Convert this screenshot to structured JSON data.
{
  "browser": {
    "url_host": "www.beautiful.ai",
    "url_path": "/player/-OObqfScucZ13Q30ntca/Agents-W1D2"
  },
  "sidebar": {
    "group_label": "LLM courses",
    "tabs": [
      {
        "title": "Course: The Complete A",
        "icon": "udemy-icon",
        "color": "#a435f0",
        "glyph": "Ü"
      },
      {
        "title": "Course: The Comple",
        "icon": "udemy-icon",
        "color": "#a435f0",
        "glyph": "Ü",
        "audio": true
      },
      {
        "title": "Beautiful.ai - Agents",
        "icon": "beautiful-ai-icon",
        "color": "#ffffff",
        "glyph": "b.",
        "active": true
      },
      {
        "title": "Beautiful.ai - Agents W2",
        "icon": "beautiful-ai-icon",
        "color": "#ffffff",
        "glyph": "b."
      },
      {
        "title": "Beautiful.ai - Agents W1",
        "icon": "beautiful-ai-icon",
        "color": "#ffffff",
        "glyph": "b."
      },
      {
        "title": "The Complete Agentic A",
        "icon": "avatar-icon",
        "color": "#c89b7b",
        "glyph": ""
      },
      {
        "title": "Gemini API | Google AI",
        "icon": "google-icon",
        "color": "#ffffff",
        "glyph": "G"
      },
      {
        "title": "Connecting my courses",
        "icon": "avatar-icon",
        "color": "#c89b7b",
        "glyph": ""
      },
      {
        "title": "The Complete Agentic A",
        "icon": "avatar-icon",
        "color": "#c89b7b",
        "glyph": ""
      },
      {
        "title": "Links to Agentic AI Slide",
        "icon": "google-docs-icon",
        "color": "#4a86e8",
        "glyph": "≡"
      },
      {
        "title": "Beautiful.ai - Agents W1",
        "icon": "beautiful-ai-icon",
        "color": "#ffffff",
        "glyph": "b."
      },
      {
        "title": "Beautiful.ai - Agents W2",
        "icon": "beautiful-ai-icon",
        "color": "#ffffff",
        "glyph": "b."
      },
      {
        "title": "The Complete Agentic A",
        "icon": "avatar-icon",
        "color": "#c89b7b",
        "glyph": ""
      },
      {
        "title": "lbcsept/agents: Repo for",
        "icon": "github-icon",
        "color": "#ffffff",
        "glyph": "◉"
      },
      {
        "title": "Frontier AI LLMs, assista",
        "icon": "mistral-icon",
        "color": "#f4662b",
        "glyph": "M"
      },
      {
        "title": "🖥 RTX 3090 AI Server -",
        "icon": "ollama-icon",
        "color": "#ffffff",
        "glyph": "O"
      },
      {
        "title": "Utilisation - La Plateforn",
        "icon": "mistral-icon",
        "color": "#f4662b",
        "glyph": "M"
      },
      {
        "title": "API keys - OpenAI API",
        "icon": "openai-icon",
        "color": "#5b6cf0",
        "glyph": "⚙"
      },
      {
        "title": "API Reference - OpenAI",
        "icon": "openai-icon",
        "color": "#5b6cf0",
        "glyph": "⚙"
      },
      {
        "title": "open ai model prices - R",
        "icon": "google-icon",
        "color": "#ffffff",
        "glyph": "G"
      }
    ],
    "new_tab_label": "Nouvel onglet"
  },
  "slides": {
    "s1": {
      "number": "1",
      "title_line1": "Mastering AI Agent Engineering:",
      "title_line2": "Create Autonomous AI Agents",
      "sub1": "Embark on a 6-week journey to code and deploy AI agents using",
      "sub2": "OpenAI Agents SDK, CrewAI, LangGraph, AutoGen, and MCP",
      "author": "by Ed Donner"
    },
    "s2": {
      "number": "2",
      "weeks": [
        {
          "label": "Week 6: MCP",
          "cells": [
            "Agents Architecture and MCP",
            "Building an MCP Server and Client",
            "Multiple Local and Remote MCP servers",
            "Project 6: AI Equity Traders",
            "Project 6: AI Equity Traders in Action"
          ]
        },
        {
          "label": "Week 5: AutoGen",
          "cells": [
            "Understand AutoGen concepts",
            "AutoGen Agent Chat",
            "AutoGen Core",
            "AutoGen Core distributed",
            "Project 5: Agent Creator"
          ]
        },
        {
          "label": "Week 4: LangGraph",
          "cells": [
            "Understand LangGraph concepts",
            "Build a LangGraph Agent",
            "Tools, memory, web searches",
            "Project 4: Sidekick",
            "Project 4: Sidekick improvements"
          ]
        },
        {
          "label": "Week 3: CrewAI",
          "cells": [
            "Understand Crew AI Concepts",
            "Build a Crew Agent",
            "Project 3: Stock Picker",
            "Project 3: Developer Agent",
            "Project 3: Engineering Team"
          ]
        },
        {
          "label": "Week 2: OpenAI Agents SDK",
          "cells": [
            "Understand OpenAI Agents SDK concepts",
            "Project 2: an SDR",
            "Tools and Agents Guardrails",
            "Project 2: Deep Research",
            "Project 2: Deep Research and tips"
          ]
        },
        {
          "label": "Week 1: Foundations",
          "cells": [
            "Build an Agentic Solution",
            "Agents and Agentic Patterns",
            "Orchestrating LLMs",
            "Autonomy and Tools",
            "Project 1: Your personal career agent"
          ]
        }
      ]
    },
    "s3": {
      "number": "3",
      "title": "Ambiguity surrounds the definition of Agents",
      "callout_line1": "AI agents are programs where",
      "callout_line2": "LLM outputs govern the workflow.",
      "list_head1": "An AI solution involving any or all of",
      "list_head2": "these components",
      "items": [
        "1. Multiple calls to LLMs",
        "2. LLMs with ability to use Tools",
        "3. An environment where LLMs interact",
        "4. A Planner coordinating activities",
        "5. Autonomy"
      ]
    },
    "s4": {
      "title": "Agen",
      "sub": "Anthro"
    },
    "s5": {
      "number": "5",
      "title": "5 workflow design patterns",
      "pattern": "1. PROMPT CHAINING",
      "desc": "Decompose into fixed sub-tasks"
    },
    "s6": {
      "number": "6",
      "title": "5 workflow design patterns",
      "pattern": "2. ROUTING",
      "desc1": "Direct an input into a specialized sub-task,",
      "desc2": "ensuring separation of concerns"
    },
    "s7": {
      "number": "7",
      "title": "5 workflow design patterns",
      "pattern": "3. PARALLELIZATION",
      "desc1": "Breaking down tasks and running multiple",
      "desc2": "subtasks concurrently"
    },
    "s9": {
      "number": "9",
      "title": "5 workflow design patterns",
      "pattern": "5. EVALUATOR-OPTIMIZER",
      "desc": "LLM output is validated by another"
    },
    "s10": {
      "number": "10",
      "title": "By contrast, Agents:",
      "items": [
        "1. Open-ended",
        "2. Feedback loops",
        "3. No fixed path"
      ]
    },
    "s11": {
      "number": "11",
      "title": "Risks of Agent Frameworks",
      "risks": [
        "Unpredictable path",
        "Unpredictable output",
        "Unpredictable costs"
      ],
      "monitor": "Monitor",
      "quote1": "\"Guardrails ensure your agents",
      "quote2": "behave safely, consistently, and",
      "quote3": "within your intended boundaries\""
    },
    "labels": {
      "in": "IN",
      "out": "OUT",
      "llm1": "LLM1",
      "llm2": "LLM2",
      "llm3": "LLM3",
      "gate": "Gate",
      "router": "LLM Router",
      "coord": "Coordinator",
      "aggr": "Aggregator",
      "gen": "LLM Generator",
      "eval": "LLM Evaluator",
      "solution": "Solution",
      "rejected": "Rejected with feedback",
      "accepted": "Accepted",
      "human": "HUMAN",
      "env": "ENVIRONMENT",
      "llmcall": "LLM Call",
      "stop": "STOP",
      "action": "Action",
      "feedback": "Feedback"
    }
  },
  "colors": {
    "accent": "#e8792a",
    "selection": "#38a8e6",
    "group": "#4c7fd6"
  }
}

Problem description: Could you transcribe the records in full, exactly?

Result for this task:
Convert this screenshot to structured JSON data.
{
  "browser": {
    "url_host": "www.beautiful.ai",
    "url_path": "/player/-OObqfScucZ13Q30ntca/Agents-W1D2"
  },
  "sidebar": {
    "group_label": "LLM courses",
    "tabs": [
      {
        "title": "Course: The Complete A",
        "icon": "udemy-icon",
        "color": "#a435f0",
        "glyph": "Ü"
      },
      {
        "title": "Course: The Comple",
        "icon": "udemy-icon",
        "color": "#a435f0",
        "glyph": "Ü",
        "audio": true
      },
      {
        "title": "Beautiful.ai - Agents",
        "icon": "beautiful-ai-icon",
        "color": "#ffffff",
        "glyph": "b.",
        "active": true
      },
      {
        "title": "Beautiful.ai - Agents W2",
        "icon": "beautiful-ai-icon",
        "color": "#ffffff",
        "glyph": "b."
      },
      {
        "title": "Beautiful.ai - Agents W1",
        "icon": "beautiful-ai-icon",
        "color": "#ffffff",
        "glyph": "b."
      },
      {
        "title": "The Complete Agentic A",
        "icon": "avatar-icon",
        "color": "#c89b7b",
        "glyph": ""
      },
      {
        "title": "Gemini API | Google AI",
        "icon": "google-icon",
        "color": "#ffffff",
        "glyph": "G"
      },
      {
        "title": "Connecting my courses",
        "icon": "avatar-icon",
        "color": "#c89b7b",
        "glyph": ""
      },
      {
        "title": "The Complete Agentic A",
        "icon": "avatar-icon",
        "color": "#c89b7b",
        "glyph": ""
      },
      {
        "title": "Links to Agentic AI Slide",
        "icon": "google-docs-icon",
        "color": "#4a86e8",
        "glyph": "≡"
      },
      {
        "title": "Beautiful.ai - Agents W1",
        "icon": "beautiful-ai-icon",
        "color": "#ffffff",
        "glyph": "b."
      },
      {
        "title": "Beautiful.ai - Agents W2",
        "icon": "beautiful-ai-icon",
        "color": "#ffffff",
        "glyph": "b."
      },
      {
        "title": "The Complete Agentic A",
        "icon": "avatar-icon",
        "color": "#c89b7b",
        "glyph": ""
      },
      {
        "title": "lbcsept/agents: Repo for",
        "icon": "github-icon",
        "color": "#ffffff",
        "glyph": "◉"
      },
      {
        "title": "Frontier AI LLMs, assista",
        "icon": "mistral-icon",
        "color": "#f4662b",
        "glyph": "M"
      },
      {
        "title": "🖥 RTX 3090 AI Server -",
        "icon": "ollama-icon",
        "color": "#ffffff",
        "glyph": "O"
      },
      {
        "title": "Utilisation - La Plateforn",
        "icon": "mistral-icon",
        "color": "#f4662b",
        "glyph": "M"
      },
      {
        "title": "API keys - OpenAI API",
        "icon": "openai-icon",
        "color": "#5b6cf0",
        "glyph": "⚙"
      },
      {
        "title": "API Reference - OpenAI",
        "icon": "openai-icon",
        "color": "#5b6cf0",
        "glyph": "⚙"
      },
      {
        "title": "open ai model prices - R",
        "icon": "google-icon",
        "color": "#ffffff",
        "glyph": "G"
      }
    ],
    "new_tab_label": "Nouvel onglet"
  },
  "slides": {
    "s1": {
      "number": "1",
      "title_line1": "Mastering AI Agent Engineering:",
      "title_line2": "Create Autonomous AI Agents",
      "sub1": "Embark on a 6-week journey to code and deploy AI agents using",
      "sub2": "OpenAI Agents SDK, CrewAI, LangGraph, AutoGen, and MCP",
      "author": "by Ed Donner"
    },
    "s2": {
      "number": "2",
      "weeks": [
        {
          "label": "Week 6: MCP",
          "cells": [
            "Agents Architecture and MCP",
            "Building an MCP Server and Client",
            "Multiple Local and Remote MCP servers",
            "Project 6: AI Equity Traders",
            "Project 6: AI Equity Traders in Action"
          ]
        },
        {
          "label": "Week 5: AutoGen",
          "cells": [
            "Understand AutoGen concepts",
            "AutoGen Agent Chat",
            "AutoGen Core",
            "AutoGen Core distributed",
            "Project 5: Agent Creator"
          ]
        },
        {
          "label": "Week 4: LangGraph",
          "cells": [
            "Understand LangGraph concepts",
            "Build a LangGraph Agent",
            "Tools, memory, web searches",
            "Project 4: Sidekick",
            "Project 4: Sidekick improvements"
          ]
        },
        {
          "label": "Week 3: CrewAI",
          "cells": [
            "Understand Crew AI Concepts",
            "Build a Crew Agent",
            "Project 3: Stock Picker",
            "Project 3: Developer Agent",
            "Project 3: Engineering Team"
          ]
        },
        {
          "label": "Week 2: OpenAI Agents SDK",
          "cells": [
            "Understand OpenAI Agents SDK concepts",
            "Project 2: an SDR",
            "Tools and Agents Guardrails",
            "Project 2: Deep Research",
            "Project 2: Deep Research and tips"
          ]
        },
        {
          "label": "Week 1: Foundations",
          "cells": [
            "Build an Agentic Solution",
            "Agents and Agentic Patterns",
            "Orchestrating LLMs",
            "Autonomy and Tools",
            "Project 1: Your personal career agent"
          ]
        }
      ]
    },
    "s3": {
      "number": "3",
      "title": "Ambiguity surrounds the definition of Agents",
      "callout_line1": "AI agents are programs where",
      "callout_line2": "LLM outputs govern the workflow.",
      "list_head1": "An AI solution involving any or all of",
      "list_head2": "these components",
      "items": [
        "1. Multiple calls to LLMs",
        "2. LLMs with ability to use Tools",
        "3. An environment where LLMs interact",
        "4. A Planner coordinating activities",
        "5. Autonomy"
      ]
    },
    "s4": {
      "title": "Agen",
      "sub": "Anthro"
    },
    "s5": {
      "number": "5",
      "title": "5 workflow design patterns",
      "pattern": "1. PROMPT CHAINING",
      "desc": "Decompose into fixed sub-tasks"
    },
    "s6": {
      "number": "6",
      "title": "5 workflow design patterns",
      "pattern": "2. ROUTING",
      "desc1": "Direct an input into a specialized sub-task,",
      "desc2": "ensuring separation of concerns"
    },
    "s7": {
      "number": "7",
      "title": "5 workflow design patterns",
      "pattern": "3. PARALLELIZATION",
      "desc1": "Breaking down tasks and running multiple",
      "desc2": "subtasks concurrently"
    },
    "s9": {
      "number": "9",
      "title": "5 workflow design patterns",
      "pattern": "5. EVALUATOR-OPTIMIZER",
      "desc": "LLM output is validated by another"
    },
    "s10": {
      "number": "10",
      "title": "By contrast, Agents:",
      "items": [
        "1. Open-ended",
        "2. Feedback loops",
        "3. No fixed path"
      ]
    },
    "s11": {
      "number": "11",
      "title": "Risks of Agent Frameworks",
      "risks": [
        "Unpredictable path",
        "Unpredictable output",
        "Unpredictable costs"
      ],
      "monitor": "Monitor",
      "quote1": "\"Guardrails ensure your agents",
      "quote2": "behave safely, consistently, and",
      "quote3": "within your intended boundaries\""
    },
    "labels": {
      "in": "IN",
      "out": "OUT",
      "llm1": "LLM1",
      "llm2": "LLM2",
      "llm3": "LLM3",
      "gate": "Gate",
      "router": "LLM Router",
      "coord": "Coordinator",
      "aggr": "Aggregator",
      "gen": "LLM Generator",
      "eval": "LLM Evaluator",
      "solution": "Solution",
      "rejected": "Rejected with feedback",
      "accepted": "Accepted",
      "human": "HUMAN",
      "env": "ENVIRONMENT",
      "llmcall": "LLM Call",
      "stop": "STOP",
      "action": "Action",
      "feedback": "Feedback"
    }
  },
  "colors": {
    "accent": "#e8792a",
    "selection": "#38a8e6",
    "group": "#4c7fd6"
  }
}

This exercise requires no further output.